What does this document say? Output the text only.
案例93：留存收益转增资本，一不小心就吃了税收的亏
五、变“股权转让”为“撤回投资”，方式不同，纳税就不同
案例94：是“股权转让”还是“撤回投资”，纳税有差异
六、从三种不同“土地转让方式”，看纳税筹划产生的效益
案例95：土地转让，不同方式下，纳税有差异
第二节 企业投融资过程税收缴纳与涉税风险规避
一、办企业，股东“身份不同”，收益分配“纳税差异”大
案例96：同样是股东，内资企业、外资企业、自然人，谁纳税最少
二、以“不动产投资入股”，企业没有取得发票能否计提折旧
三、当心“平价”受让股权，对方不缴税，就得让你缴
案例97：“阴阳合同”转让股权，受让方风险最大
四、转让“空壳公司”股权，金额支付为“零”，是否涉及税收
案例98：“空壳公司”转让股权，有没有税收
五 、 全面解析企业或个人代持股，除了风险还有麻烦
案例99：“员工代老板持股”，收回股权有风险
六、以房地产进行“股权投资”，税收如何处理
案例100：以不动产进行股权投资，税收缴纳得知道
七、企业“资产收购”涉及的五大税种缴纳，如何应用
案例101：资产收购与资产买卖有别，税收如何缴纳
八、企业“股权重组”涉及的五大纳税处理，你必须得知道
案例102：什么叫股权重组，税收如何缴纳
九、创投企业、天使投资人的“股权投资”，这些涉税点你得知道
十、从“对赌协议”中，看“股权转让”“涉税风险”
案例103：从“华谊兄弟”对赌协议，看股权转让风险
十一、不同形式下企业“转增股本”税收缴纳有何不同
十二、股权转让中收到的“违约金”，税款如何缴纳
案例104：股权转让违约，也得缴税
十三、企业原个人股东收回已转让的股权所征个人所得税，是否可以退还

--------

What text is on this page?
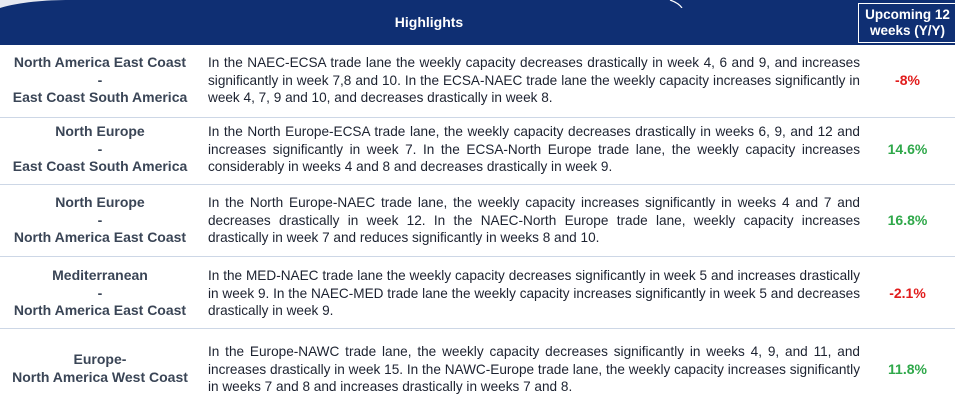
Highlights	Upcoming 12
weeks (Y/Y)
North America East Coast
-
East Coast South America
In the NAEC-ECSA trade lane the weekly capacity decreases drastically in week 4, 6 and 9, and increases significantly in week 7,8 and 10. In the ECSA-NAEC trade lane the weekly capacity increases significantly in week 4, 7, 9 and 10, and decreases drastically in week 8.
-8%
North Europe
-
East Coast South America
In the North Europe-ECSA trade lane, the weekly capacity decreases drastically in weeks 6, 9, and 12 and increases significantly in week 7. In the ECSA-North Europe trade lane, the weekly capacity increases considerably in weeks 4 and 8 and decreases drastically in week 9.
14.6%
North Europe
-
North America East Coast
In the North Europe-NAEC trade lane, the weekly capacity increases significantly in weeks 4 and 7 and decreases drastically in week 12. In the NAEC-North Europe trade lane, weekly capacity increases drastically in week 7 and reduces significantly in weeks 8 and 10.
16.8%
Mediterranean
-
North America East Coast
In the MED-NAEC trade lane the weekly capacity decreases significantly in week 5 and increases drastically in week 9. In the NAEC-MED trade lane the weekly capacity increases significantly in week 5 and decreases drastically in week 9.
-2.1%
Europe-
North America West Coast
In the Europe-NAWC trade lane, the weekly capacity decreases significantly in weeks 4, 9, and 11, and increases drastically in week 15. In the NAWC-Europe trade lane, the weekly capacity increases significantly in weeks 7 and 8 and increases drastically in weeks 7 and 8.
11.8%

--------

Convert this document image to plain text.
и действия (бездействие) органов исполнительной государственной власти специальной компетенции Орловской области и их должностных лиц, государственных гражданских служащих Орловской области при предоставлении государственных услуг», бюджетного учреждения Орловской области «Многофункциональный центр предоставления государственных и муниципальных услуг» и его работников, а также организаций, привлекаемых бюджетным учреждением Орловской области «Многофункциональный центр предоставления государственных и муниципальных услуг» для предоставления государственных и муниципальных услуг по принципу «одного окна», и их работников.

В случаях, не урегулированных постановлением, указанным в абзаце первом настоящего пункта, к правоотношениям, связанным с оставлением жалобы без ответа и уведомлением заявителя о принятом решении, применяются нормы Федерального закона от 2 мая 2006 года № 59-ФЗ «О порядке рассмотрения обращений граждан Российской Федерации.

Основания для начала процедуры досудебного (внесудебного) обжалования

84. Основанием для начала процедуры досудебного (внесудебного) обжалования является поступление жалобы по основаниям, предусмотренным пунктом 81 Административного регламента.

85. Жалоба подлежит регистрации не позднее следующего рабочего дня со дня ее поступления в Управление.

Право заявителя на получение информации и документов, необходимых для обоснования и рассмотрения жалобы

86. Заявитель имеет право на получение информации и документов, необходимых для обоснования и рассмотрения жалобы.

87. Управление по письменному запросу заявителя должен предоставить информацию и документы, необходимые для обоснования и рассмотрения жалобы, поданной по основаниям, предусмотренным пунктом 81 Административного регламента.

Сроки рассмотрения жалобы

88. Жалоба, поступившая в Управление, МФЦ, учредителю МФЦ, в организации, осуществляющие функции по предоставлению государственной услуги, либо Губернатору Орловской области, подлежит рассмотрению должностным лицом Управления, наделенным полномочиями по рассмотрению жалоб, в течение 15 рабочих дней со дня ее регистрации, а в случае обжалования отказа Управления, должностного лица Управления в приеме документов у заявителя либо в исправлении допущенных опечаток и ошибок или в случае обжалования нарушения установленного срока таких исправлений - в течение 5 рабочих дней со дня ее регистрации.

--------

Description of the task ▸ Copy out each line of the data where the string "заявителя" appears.

Response to the task ▸
В случаях, не урегулированных постановлением, указанным в абзаце первом настоящего пункта, к правоотношениям, связанным с оставлением жалобы без ответа и уведомлением заявителя о принятом решении, применяются нормы Федерального закона от 2 мая 2006 года № 59-ФЗ «О порядке рассмотрения обращений граждан Российской Федерации.
Право заявителя на получение информации и документов, необходимых для обоснования и рассмотрения жалобы
87. Управление по письменному запросу заявителя должен предоставить информацию и документы, необходимые для обоснования и рассмотрения жалобы, поданной по основаниям, предусмотренным пунктом 81 Административного регламента.
88. Жалоба, поступившая в Управление, МФЦ, учредителю МФЦ, в организации, осуществляющие функции по предоставлению государственной услуги, либо Губернатору Орловской области, подлежит рассмотрению должностным лицом Управления, наделенным полномочиями по рассмотрению жалоб, в течение 15 рабочих дней со дня ее регистрации, а в случае обжалования отказа Управления, должностного лица Управления в приеме документов у заявителя либо в исправлении допущенных опечаток и ошибок или в случае обжалования нарушения установленного срока таких исправлений - в течение 5 рабочих дней со дня ее регистрации.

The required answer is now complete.